Dataset items:

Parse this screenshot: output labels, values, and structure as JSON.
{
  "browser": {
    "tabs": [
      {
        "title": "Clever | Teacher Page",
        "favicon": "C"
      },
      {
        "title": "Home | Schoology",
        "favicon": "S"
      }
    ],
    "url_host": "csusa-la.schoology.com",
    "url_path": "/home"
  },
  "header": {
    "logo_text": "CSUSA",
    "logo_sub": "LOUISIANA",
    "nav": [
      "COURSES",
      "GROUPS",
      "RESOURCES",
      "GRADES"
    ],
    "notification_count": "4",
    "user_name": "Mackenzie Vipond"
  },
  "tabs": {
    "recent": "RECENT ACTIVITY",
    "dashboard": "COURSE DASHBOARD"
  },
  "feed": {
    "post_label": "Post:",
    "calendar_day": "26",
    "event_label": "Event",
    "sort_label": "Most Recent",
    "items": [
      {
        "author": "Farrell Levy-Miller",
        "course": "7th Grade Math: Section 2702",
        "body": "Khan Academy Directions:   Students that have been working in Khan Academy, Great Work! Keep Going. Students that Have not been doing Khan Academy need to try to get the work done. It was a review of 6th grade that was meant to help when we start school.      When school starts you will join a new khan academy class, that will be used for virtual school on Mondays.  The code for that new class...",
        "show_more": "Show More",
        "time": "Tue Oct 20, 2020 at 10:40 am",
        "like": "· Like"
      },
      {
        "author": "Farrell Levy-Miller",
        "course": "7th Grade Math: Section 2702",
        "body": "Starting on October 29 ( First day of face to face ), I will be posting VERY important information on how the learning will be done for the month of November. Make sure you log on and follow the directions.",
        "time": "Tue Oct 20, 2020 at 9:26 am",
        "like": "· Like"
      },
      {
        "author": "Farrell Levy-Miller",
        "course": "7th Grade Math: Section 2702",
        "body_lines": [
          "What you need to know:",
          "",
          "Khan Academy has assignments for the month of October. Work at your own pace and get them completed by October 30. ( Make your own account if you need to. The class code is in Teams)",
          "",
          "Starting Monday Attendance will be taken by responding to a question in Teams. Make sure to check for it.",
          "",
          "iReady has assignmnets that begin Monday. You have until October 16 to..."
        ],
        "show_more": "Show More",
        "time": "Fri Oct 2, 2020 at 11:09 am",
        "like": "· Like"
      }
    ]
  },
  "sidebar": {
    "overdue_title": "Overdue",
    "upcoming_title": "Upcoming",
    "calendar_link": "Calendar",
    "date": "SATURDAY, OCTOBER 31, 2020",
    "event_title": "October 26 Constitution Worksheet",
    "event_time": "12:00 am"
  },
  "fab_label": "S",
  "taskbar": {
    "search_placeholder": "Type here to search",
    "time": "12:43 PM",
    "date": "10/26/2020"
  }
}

### Exercise
Reproduce the listing above verbatim, from first line to last.

### Solution to this exercise
Parse this screenshot: output labels, values, and structure as JSON.
{
  "browser": {
    "tabs": [
      {
        "title": "Clever | Teacher Page",
        "favicon": "C"
      },
      {
        "title": "Home | Schoology",
        "favicon": "S"
      }
    ],
    "url_host": "csusa-la.schoology.com",
    "url_path": "/home"
  },
  "header": {
    "logo_text": "CSUSA",
    "logo_sub": "LOUISIANA",
    "nav": [
      "COURSES",
      "GROUPS",
      "RESOURCES",
      "GRADES"
    ],
    "notification_count": "4",
    "user_name": "Mackenzie Vipond"
  },
  "tabs": {
    "recent": "RECENT ACTIVITY",
    "dashboard": "COURSE DASHBOARD"
  },
  "feed": {
    "post_label": "Post:",
    "calendar_day": "26",
    "event_label": "Event",
    "sort_label": "Most Recent",
    "items": [
      {
        "author": "Farrell Levy-Miller",
        "course": "7th Grade Math: Section 2702",
        "body": "Khan Academy Directions:   Students that have been working in Khan Academy, Great Work! Keep Going. Students that Have not been doing Khan Academy need to try to get the work done. It was a review of 6th grade that was meant to help when we start school.      When school starts you will join a new khan academy class, that will be used for virtual school on Mondays.  The code for that new class...",
        "show_more": "Show More",
        "time": "Tue Oct 20, 2020 at 10:40 am",
        "like": "· Like"
      },
      {
        "author": "Farrell Levy-Miller",
        "course": "7th Grade Math: Section 2702",
        "body": "Starting on October 29 ( First day of face to face ), I will be posting VERY important information on how the learning will be done for the month of November. Make sure you log on and follow the directions.",
        "time": "Tue Oct 20, 2020 at 9:26 am",
        "like": "· Like"
      },
      {
        "author": "Farrell Levy-Miller",
        "course": "7th Grade Math: Section 2702",
        "body_lines": [
          "What you need to know:",
          "",
          "Khan Academy has assignments for the month of October. Work at your own pace and get them completed by October 30. ( Make your own account if you need to. The class code is in Teams)",
          "",
          "Starting Monday Attendance will be taken by responding to a question in Teams. Make sure to check for it.",
          "",
          "iReady has assignmnets that begin Monday. You have until October 16 to..."
        ],
        "show_more": "Show More",
        "time": "Fri Oct 2, 2020 at 11:09 am",
        "like": "· Like"
      }
    ]
  },
  "sidebar": {
    "overdue_title": "Overdue",
    "upcoming_title": "Upcoming",
    "calendar_link": "Calendar",
    "date": "SATURDAY, OCTOBER 31, 2020",
    "event_title": "October 26 Constitution Worksheet",
    "event_time": "12:00 am"
  },
  "fab_label": "S",
  "taskbar": {
    "search_placeholder": "Type here to search",
    "time": "12:43 PM",
    "date": "10/26/2020"
  }
}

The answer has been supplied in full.